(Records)
* * *

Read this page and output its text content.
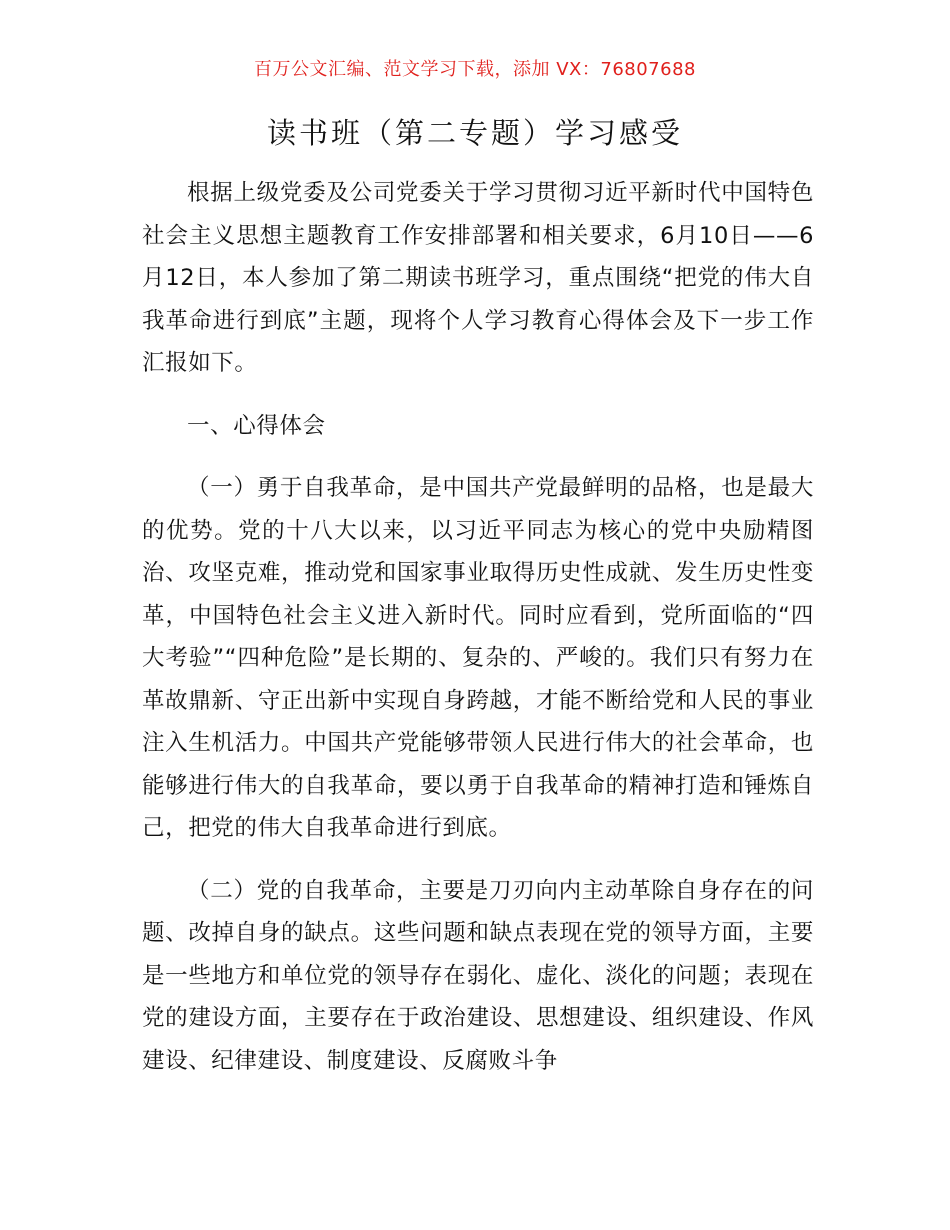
百万公文汇编、范文学习下载，添加 VX：76807688
读书班（第二专题）学习感受

根据上级党委及公司党委关于学习贯彻习近平新时代中国特色社会主义思想主题教育工作安排部署和相关要求，6月10日——6月12日，本人参加了第二期读书班学习，重点围绕“把党的伟大自我革命进行到底”主题，现将个人学习教育心得体会及下一步工作汇报如下。

一、心得体会

（一）勇于自我革命，是中国共产党最鲜明的品格，也是最大的优势。党的十八大以来，以习近平同志为核心的党中央励精图治、攻坚克难，推动党和国家事业取得历史性成就、发生历史性变革，中国特色社会主义进入新时代。同时应看到，党所面临的“四大考验”“四种危险”是长期的、复杂的、严峻的。我们只有努力在革故鼎新、守正出新中实现自身跨越，才能不断给党和人民的事业注入生机活力。中国共产党能够带领人民进行伟大的社会革命，也能够进行伟大的自我革命，要以勇于自我革命的精神打造和锤炼自己，把党的伟大自我革命进行到底。

（二）党的自我革命，主要是刀刃向内主动革除自身存在的问题、改掉自身的缺点。这些问题和缺点表现在党的领导方面，主要是一些地方和单位党的领导存在弱化、虚化、淡化的问题；表现在党的建设方面，主要存在于政治建设、思想建设、组织建设、作风建设、纪律建设、制度建设、反腐败斗争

* * *

*What is needed*.
Repeat the full listing above exactly, with no pictures in the copy.

*The reply*.
Read this page and output its text content.
百万公文汇编、范文学习下载，添加 VX：76807688
读书班（第二专题）学习感受

根据上级党委及公司党委关于学习贯彻习近平新时代中国特色社会主义思想主题教育工作安排部署和相关要求，6月10日——6月12日，本人参加了第二期读书班学习，重点围绕“把党的伟大自我革命进行到底”主题，现将个人学习教育心得体会及下一步工作汇报如下。

一、心得体会

（一）勇于自我革命，是中国共产党最鲜明的品格，也是最大的优势。党的十八大以来，以习近平同志为核心的党中央励精图治、攻坚克难，推动党和国家事业取得历史性成就、发生历史性变革，中国特色社会主义进入新时代。同时应看到，党所面临的“四大考验”“四种危险”是长期的、复杂的、严峻的。我们只有努力在革故鼎新、守正出新中实现自身跨越，才能不断给党和人民的事业注入生机活力。中国共产党能够带领人民进行伟大的社会革命，也能够进行伟大的自我革命，要以勇于自我革命的精神打造和锤炼自己，把党的伟大自我革命进行到底。

（二）党的自我革命，主要是刀刃向内主动革除自身存在的问题、改掉自身的缺点。这些问题和缺点表现在党的领导方面，主要是一些地方和单位党的领导存在弱化、虚化、淡化的问题；表现在党的建设方面，主要存在于政治建设、思想建设、组织建设、作风建设、纪律建设、制度建设、反腐败斗争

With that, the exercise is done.